* _Short exercise_
Extract every entry word for word. Skip the pictures.

"""

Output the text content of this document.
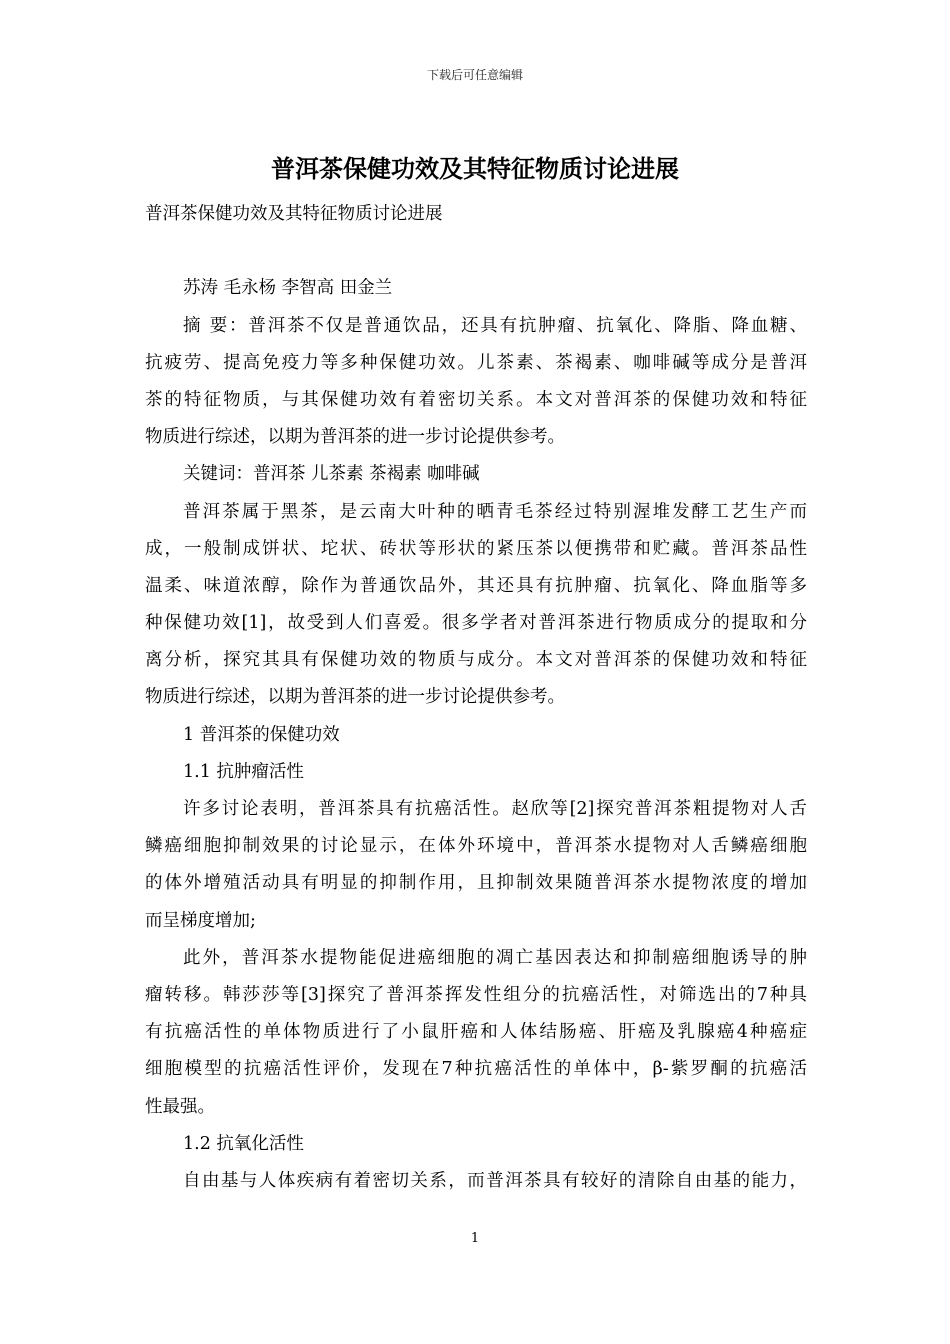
下载后可任意编辑
普洱茶保健功效及其特征物质讨论进展
普洱茶保健功效及其特征物质讨论进展
苏涛 毛永杨 李智高 田金兰
摘 要：普洱茶不仅是普通饮品，还具有抗肿瘤、抗氧化、降脂、降血糖、
抗疲劳、提高免疫力等多种保健功效。儿茶素、茶褐素、咖啡碱等成分是普洱
茶的特征物质，与其保健功效有着密切关系。本文对普洱茶的保健功效和特征
物质进行综述，以期为普洱茶的进一步讨论提供参考。
关键词：普洱茶 儿茶素 茶褐素 咖啡碱
普洱茶属于黑茶，是云南大叶种的晒青毛茶经过特别渥堆发酵工艺生产而
成，一般制成饼状、坨状、砖状等形状的紧压茶以便携带和贮藏。普洱茶品性
温柔、味道浓醇，除作为普通饮品外，其还具有抗肿瘤、抗氧化、降血脂等多
种保健功效[1]，故受到人们喜爱。很多学者对普洱茶进行物质成分的提取和分
离分析，探究其具有保健功效的物质与成分。本文对普洱茶的保健功效和特征
物质进行综述，以期为普洱茶的进一步讨论提供参考。
1 普洱茶的保健功效
1.1 抗肿瘤活性
许多讨论表明，普洱茶具有抗癌活性。赵欣等[2]探究普洱茶粗提物对人舌
鳞癌细胞抑制效果的讨论显示，在体外环境中，普洱茶水提物对人舌鳞癌细胞
的体外增殖活动具有明显的抑制作用，且抑制效果随普洱茶水提物浓度的增加
而呈梯度增加;
此外，普洱茶水提物能促进癌细胞的凋亡基因表达和抑制癌细胞诱导的肿
瘤转移。韩莎莎等[3]探究了普洱茶挥发性组分的抗癌活性，对筛选出的7种具
有抗癌活性的单体物质进行了小鼠肝癌和人体结肠癌、肝癌及乳腺癌4种癌症
细胞模型的抗癌活性评价，发现在7种抗癌活性的单体中，β-紫罗酮的抗癌活
性最强。
1.2 抗氧化活性
自由基与人体疾病有着密切关系，而普洱茶具有较好的清除自由基的能力，
1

"""

* _Exercise result_
Output the text content of this document.
下载后可任意编辑
普洱茶保健功效及其特征物质讨论进展
普洱茶保健功效及其特征物质讨论进展
苏涛 毛永杨 李智高 田金兰
摘 要：普洱茶不仅是普通饮品，还具有抗肿瘤、抗氧化、降脂、降血糖、
抗疲劳、提高免疫力等多种保健功效。儿茶素、茶褐素、咖啡碱等成分是普洱
茶的特征物质，与其保健功效有着密切关系。本文对普洱茶的保健功效和特征
物质进行综述，以期为普洱茶的进一步讨论提供参考。
关键词：普洱茶 儿茶素 茶褐素 咖啡碱
普洱茶属于黑茶，是云南大叶种的晒青毛茶经过特别渥堆发酵工艺生产而
成，一般制成饼状、坨状、砖状等形状的紧压茶以便携带和贮藏。普洱茶品性
温柔、味道浓醇，除作为普通饮品外，其还具有抗肿瘤、抗氧化、降血脂等多
种保健功效[1]，故受到人们喜爱。很多学者对普洱茶进行物质成分的提取和分
离分析，探究其具有保健功效的物质与成分。本文对普洱茶的保健功效和特征
物质进行综述，以期为普洱茶的进一步讨论提供参考。
1 普洱茶的保健功效
1.1 抗肿瘤活性
许多讨论表明，普洱茶具有抗癌活性。赵欣等[2]探究普洱茶粗提物对人舌
鳞癌细胞抑制效果的讨论显示，在体外环境中，普洱茶水提物对人舌鳞癌细胞
的体外增殖活动具有明显的抑制作用，且抑制效果随普洱茶水提物浓度的增加
而呈梯度增加;
此外，普洱茶水提物能促进癌细胞的凋亡基因表达和抑制癌细胞诱导的肿
瘤转移。韩莎莎等[3]探究了普洱茶挥发性组分的抗癌活性，对筛选出的7种具
有抗癌活性的单体物质进行了小鼠肝癌和人体结肠癌、肝癌及乳腺癌4种癌症
细胞模型的抗癌活性评价，发现在7种抗癌活性的单体中，β-紫罗酮的抗癌活
性最强。
1.2 抗氧化活性
自由基与人体疾病有着密切关系，而普洱茶具有较好的清除自由基的能力，
1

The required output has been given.